··· RECORDS FOR PROCESSING ···

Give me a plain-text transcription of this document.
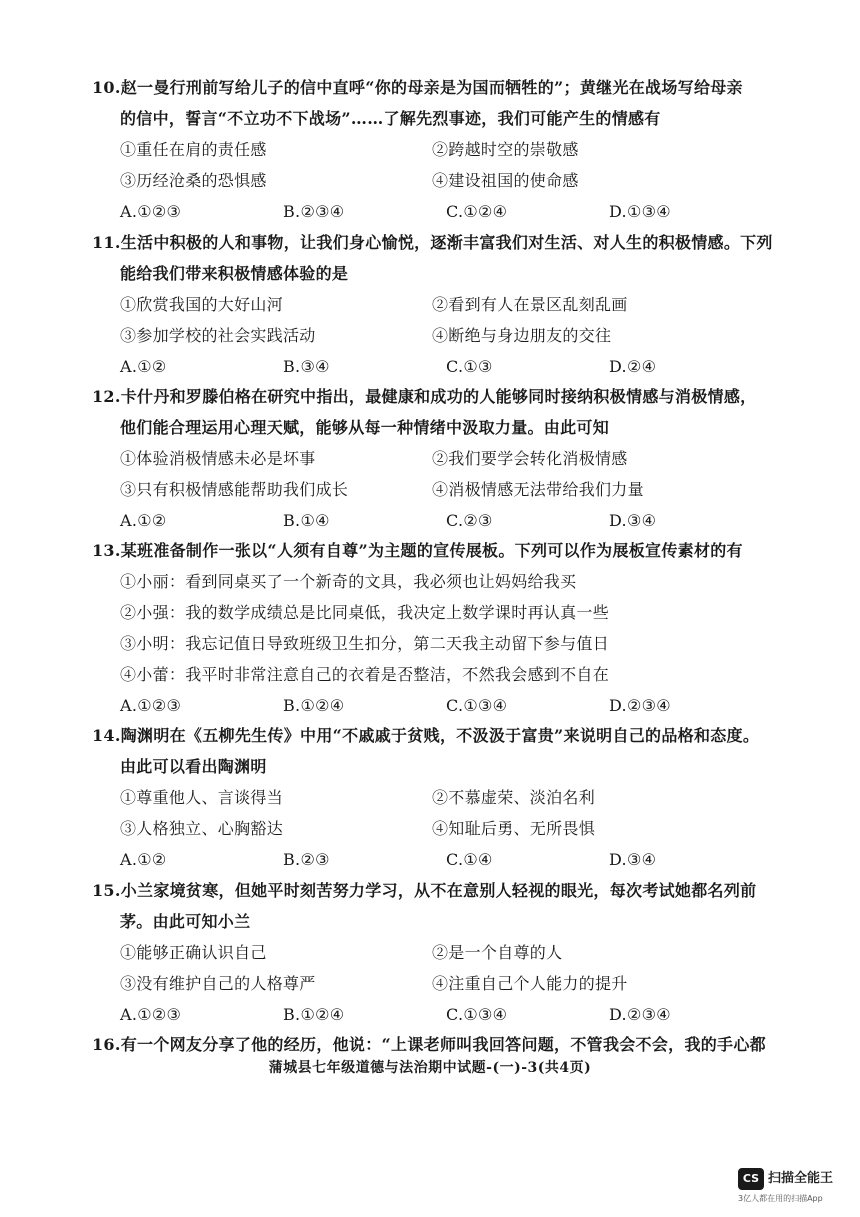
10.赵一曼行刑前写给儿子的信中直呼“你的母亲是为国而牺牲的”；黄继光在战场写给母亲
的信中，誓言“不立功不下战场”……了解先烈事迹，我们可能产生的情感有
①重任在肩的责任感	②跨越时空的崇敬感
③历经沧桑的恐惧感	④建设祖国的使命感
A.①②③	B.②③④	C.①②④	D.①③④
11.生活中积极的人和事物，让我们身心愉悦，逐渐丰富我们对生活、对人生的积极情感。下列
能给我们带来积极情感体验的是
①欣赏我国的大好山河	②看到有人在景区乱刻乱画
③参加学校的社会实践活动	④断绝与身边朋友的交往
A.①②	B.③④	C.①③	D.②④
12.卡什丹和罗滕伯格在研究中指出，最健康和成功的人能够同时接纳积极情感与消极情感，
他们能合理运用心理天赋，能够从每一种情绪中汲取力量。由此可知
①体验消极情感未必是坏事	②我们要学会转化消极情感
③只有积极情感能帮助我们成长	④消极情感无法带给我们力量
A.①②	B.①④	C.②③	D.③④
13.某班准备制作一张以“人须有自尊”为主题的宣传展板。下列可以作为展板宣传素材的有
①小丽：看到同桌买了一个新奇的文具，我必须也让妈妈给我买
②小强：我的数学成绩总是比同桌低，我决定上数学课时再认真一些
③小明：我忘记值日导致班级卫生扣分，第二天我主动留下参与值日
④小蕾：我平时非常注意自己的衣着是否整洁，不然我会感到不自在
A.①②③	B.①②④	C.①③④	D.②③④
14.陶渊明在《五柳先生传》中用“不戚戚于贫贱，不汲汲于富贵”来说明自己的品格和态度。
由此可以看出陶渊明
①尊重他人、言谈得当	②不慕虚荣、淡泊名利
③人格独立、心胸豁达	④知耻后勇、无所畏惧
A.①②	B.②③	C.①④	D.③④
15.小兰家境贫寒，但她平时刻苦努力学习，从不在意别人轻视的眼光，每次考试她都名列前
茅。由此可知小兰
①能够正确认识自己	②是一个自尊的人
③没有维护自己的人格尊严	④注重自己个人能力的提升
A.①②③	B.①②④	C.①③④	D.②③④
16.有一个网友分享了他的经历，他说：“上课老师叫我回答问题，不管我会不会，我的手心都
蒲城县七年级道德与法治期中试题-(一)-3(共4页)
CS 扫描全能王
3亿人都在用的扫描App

···

* TO DO
Extract the entries in full, exactly as they are, minus the pictures.

* RESULT
Give me a plain-text transcription of this document.
10.赵一曼行刑前写给儿子的信中直呼“你的母亲是为国而牺牲的”；黄继光在战场写给母亲
的信中，誓言“不立功不下战场”……了解先烈事迹，我们可能产生的情感有
①重任在肩的责任感	②跨越时空的崇敬感
③历经沧桑的恐惧感	④建设祖国的使命感
A.①②③	B.②③④	C.①②④	D.①③④
11.生活中积极的人和事物，让我们身心愉悦，逐渐丰富我们对生活、对人生的积极情感。下列
能给我们带来积极情感体验的是
①欣赏我国的大好山河	②看到有人在景区乱刻乱画
③参加学校的社会实践活动	④断绝与身边朋友的交往
A.①②	B.③④	C.①③	D.②④
12.卡什丹和罗滕伯格在研究中指出，最健康和成功的人能够同时接纳积极情感与消极情感，
他们能合理运用心理天赋，能够从每一种情绪中汲取力量。由此可知
①体验消极情感未必是坏事	②我们要学会转化消极情感
③只有积极情感能帮助我们成长	④消极情感无法带给我们力量
A.①②	B.①④	C.②③	D.③④
13.某班准备制作一张以“人须有自尊”为主题的宣传展板。下列可以作为展板宣传素材的有
①小丽：看到同桌买了一个新奇的文具，我必须也让妈妈给我买
②小强：我的数学成绩总是比同桌低，我决定上数学课时再认真一些
③小明：我忘记值日导致班级卫生扣分，第二天我主动留下参与值日
④小蕾：我平时非常注意自己的衣着是否整洁，不然我会感到不自在
A.①②③	B.①②④	C.①③④	D.②③④
14.陶渊明在《五柳先生传》中用“不戚戚于贫贱，不汲汲于富贵”来说明自己的品格和态度。
由此可以看出陶渊明
①尊重他人、言谈得当	②不慕虚荣、淡泊名利
③人格独立、心胸豁达	④知耻后勇、无所畏惧
A.①②	B.②③	C.①④	D.③④
15.小兰家境贫寒，但她平时刻苦努力学习，从不在意别人轻视的眼光，每次考试她都名列前
茅。由此可知小兰
①能够正确认识自己	②是一个自尊的人
③没有维护自己的人格尊严	④注重自己个人能力的提升
A.①②③	B.①②④	C.①③④	D.②③④
16.有一个网友分享了他的经历，他说：“上课老师叫我回答问题，不管我会不会，我的手心都
蒲城县七年级道德与法治期中试题-(一)-3(共4页)
CS 扫描全能王
3亿人都在用的扫描App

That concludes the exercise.